## AÇÃO NECESSÁRIA A
Segundo o texto sobre o Estudo Aplicado de Mediunidade, em qual obra se fundamentam o conteúdo e a estrutura didática do EAM 1?
## AÇÃO NECESSÁRIA B
Prossiga o texto sobre o Estudo Aplicado de Mediunidade a partir do ponto em que ele termina.

## TRECHO PARA LEITURA
O Estudo Aplicado de Mediunidade – EAM se propõe a facilitar o processo de aprendizagem, o desenvolvimento da Espiritualidade, a educação e vivência mediúnica, fundamentados no Pensamento Espírita e nos valores morais do Evangelho de Jesus, tendo como característica principal: a integração, ou seja, a participação de todos no aprendizado, com a finalidade de preparar o participante para exercer a mediunidade de forma natural, em qualquer situação e plano da vida.
 

ESTRUTURA E FUNCIONAMENTO


a) O Estudo está estruturado em três programas:

 

EAM 1  Princípios Básicos da Doutrina Espírita

 

EAM 2 – Fundamentos ao Estudo e Aplicação da Mediunidade I 
 

EAM 3 – Fundamentos ao Estudo e Aplicação da Mediunidade II 


b) A temática central do EAM 1 oferece uma visão panorâmica em torno dos Princípios Básicos da Doutrina Espírita, fundamentada no conteúdo e estrutura didática de O Livro dos Espíritos.


c) Periodicamente teremos o Estudo de Humanidades cujo objetivo é abordar temas que atravessam o programa de nosso Estudo na sua dimensão social, histórica, cultural e ambiental. Além de entrelaçar o conteúdo doutrinário com as dimensões humanas, visto que privilegia a construção do conhecimento para além de uma racionalidade instrumental, mas objetiva a dimensão da vida e para a afirmação de todas as vidas humanas e não humanas. Logo, estes Encontros auxiliarão na formação integral dos participantes, no exercício pleno da cidadania e na construção de uma sociedade não discriminatória e que valoriza a diversidade e a igualdade de direitos.

## DADOS EXIBIDOS
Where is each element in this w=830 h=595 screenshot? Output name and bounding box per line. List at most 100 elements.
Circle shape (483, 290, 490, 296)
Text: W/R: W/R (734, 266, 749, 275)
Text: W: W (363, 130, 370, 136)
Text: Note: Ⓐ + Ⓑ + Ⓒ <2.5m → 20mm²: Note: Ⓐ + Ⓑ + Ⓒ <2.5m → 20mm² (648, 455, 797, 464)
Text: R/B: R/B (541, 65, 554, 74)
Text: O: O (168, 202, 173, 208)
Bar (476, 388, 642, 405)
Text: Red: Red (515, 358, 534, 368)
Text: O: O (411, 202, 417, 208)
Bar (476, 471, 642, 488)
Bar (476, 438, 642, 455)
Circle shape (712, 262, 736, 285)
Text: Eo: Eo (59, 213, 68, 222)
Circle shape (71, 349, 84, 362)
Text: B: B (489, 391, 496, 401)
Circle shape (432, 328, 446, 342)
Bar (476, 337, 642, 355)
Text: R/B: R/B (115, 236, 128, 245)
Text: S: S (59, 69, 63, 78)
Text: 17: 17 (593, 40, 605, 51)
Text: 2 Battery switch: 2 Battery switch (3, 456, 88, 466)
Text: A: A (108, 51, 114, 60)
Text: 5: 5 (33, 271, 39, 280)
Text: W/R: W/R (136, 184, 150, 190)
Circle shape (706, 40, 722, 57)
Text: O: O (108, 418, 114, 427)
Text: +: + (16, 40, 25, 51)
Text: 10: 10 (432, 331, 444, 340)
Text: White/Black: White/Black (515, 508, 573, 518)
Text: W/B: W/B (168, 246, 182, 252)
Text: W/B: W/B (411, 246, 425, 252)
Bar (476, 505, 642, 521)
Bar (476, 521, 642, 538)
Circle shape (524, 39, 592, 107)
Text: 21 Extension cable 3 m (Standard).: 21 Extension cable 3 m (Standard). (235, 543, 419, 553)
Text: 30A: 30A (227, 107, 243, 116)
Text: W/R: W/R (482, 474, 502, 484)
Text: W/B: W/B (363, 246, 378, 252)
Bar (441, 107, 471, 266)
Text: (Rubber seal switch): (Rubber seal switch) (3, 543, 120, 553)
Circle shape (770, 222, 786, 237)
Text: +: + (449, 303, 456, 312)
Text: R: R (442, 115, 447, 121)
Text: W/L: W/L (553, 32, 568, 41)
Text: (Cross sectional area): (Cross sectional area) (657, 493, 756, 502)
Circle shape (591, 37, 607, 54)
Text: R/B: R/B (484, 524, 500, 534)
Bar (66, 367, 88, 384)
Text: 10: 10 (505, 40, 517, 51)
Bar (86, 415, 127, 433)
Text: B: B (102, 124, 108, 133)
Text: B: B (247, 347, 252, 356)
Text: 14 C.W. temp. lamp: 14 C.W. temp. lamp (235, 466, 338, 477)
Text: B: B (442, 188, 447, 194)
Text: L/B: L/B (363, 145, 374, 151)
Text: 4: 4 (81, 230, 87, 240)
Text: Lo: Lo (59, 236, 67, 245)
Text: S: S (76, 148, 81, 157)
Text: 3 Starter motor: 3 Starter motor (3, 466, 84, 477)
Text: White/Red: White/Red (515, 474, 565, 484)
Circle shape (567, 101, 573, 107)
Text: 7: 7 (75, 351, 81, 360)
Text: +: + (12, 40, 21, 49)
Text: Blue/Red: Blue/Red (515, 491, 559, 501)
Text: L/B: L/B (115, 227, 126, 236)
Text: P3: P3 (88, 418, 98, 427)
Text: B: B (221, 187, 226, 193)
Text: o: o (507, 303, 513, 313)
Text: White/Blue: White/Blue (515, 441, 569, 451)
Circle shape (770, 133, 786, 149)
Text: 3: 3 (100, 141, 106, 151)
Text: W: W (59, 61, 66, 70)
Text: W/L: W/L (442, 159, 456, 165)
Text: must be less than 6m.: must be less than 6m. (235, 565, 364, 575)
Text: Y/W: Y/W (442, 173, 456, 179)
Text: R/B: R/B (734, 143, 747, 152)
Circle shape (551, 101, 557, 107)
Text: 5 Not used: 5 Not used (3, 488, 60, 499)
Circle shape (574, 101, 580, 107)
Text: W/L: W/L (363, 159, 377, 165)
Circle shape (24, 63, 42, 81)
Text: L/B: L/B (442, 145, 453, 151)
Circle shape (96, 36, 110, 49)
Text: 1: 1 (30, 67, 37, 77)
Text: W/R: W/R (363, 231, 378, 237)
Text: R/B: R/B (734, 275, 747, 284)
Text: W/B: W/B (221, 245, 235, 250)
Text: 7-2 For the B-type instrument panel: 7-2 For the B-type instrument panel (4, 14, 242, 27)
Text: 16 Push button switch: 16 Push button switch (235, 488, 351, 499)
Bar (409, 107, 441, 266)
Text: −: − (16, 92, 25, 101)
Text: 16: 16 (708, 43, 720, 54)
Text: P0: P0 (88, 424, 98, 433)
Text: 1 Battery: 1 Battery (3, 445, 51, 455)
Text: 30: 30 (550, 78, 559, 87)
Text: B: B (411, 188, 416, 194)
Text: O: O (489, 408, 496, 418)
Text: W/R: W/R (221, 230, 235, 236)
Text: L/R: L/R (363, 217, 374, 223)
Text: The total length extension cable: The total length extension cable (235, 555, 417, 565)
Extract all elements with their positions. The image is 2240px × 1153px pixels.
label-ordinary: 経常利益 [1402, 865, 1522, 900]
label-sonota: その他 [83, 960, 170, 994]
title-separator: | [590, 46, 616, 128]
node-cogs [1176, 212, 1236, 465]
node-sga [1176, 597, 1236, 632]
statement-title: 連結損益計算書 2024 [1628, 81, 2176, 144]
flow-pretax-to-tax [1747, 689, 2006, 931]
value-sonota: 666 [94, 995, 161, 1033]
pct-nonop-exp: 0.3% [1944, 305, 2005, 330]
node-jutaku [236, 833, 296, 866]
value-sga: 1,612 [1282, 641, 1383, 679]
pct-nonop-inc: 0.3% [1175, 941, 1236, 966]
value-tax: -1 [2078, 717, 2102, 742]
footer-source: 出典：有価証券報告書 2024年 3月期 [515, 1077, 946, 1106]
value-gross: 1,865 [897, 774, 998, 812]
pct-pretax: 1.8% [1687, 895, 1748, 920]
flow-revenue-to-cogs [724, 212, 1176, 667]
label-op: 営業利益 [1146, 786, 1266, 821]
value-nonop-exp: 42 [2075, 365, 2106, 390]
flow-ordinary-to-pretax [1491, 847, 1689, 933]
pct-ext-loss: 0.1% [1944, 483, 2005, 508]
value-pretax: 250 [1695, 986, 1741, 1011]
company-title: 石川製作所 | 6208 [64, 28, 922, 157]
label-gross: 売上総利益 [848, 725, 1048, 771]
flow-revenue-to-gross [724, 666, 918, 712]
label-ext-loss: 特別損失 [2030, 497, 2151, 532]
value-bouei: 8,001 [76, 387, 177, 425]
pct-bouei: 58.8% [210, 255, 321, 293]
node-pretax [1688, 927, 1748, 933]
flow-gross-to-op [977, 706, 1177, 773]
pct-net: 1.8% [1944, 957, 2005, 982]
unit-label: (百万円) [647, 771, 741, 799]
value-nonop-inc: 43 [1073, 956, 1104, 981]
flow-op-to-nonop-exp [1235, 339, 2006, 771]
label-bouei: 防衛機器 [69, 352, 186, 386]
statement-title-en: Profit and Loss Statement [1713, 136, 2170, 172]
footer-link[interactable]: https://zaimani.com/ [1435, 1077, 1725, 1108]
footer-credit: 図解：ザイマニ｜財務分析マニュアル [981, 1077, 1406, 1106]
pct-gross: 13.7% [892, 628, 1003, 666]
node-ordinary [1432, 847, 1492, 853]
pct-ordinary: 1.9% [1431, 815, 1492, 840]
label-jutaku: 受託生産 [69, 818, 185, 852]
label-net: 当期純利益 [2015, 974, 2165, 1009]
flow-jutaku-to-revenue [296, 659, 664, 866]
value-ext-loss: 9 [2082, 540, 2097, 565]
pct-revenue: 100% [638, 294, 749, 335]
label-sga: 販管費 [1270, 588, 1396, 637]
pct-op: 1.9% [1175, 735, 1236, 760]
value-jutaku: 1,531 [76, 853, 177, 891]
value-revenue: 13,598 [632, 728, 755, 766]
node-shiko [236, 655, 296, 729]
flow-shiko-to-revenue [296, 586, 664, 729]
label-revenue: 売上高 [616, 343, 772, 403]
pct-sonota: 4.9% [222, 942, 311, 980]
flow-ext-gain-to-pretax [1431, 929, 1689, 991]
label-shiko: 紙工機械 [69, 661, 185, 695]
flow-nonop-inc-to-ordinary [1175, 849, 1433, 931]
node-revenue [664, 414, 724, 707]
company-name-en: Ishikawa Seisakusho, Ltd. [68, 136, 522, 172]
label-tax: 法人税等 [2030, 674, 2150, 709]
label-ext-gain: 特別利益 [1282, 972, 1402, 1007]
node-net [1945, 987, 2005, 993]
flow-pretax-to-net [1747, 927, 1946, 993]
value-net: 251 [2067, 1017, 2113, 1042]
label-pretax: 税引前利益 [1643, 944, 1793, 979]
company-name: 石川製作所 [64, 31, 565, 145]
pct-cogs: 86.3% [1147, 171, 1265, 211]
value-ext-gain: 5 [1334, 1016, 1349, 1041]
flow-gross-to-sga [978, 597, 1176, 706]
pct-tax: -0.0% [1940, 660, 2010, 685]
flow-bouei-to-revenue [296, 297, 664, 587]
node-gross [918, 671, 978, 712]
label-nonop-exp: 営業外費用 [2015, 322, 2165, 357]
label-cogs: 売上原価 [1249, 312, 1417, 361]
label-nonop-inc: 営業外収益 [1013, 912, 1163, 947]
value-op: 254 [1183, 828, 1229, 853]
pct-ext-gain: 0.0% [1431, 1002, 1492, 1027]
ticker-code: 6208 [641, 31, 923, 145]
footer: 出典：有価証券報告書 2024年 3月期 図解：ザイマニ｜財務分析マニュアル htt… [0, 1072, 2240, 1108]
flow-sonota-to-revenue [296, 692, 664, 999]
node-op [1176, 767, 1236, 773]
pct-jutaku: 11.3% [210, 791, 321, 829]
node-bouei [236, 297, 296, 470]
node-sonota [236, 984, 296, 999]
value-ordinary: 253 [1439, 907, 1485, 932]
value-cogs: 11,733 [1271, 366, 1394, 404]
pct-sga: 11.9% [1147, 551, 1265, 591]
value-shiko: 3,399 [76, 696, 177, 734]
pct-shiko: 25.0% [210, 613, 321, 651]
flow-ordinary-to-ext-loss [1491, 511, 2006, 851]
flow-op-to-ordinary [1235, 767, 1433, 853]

## RESPOSTA DA TAREFA A
Em O Livro dos Espíritos.

## RESPOSTA DA TAREFA B
d) Todo o material didático (textos, slides e vídeos) utilizado nos estudos, poderá ser obtido na página: www.gkcs.org.br/eam e os textos serão distribuídos na sala.


e) As aulas serão semanais, com duração máxima de 105 minutos, e o curso, em um prazo máximo de 10 meses.


f) O planejamento da aula será feito pelos monitores, de acordo com a realidade dos participantes, tendo como fundamentação teórico-básica as obras que integram a Codificação da Doutrina Espírita, obras complementares e literatura universalista.


g) As aulas serão dinamizadas através de recursos e técnicas, a fim de oferecer maior motivação e melhor fixação do conteúdo, participação e integração, tais como: grupos de discussão, exposição didática, filmes etc.


h) O acesso ao ano subsequente será dado mediante a participação em pelo menos 70% das aulas do ano, avaliação, nível de aprendizagem e integração no curso.

 

 

OBJETIVOS
 

EAM 1

  • Estudar o Espiritismo de forma metódica, reflexiva e contínua, como meio de facilitar ao Ser a percepção e vivência de sua espiritualidade e seu aperfeiçoamento ético-moral.

  • Discutir os problemas atuais da Humanidade sob a ótica do Espírito Imortal.

 

EAM 2

  • Compreender os fundamentos ao estudo da mediunidade e a necessidade do equilíbrio interior.

  • Favorecer a ampliação das sensações e percepções espirituais dos participantes de forma harmônica.

 

EAM 3

  • Ensejar um estudo mais aprofundado da Mediunidade e da Terapêutica Espírita, tendo em vista a formação ético-moral e intelectual dos participantes.

  • Estabelecer condições para a autoconscientização e educação das possibilidades mediúnicas dos participantes, em ambiente de estudo, de seriedade e de responsabilidade fraternal.

 

 

DESTINAÇÃO

  • Interessados, frequentadores e trabalhadores do GKCS ou de outras instituições.

 

 

PERÍODO LETIVO:
 

  • 1º semestre: 03 fevereiro a 21 de julho

  • Recesso: 28 julho

  • 2º semestre: 04 de agosto a 01 de dezembro

  • Confraternização final: 08 de dez.

 

 

[1] KARDEC, Allan. O Livro dos Médiuns. Tradução de Evandro Noleto Bezerra. 3. ed. Brasília: FEB, 2013. Introdução.

[2] NETO, Francisco do E. Santo. Renovando Atitudes. Pelo Espírito Hammed. 15. ed. Catanduva: Boa Nova, 1997. Cap. 17.

[3] OLIVEIRA, Sérgio Felipe de. Fenomenologia Orgânica e Psíquica da Mediunidade. Tópico 10.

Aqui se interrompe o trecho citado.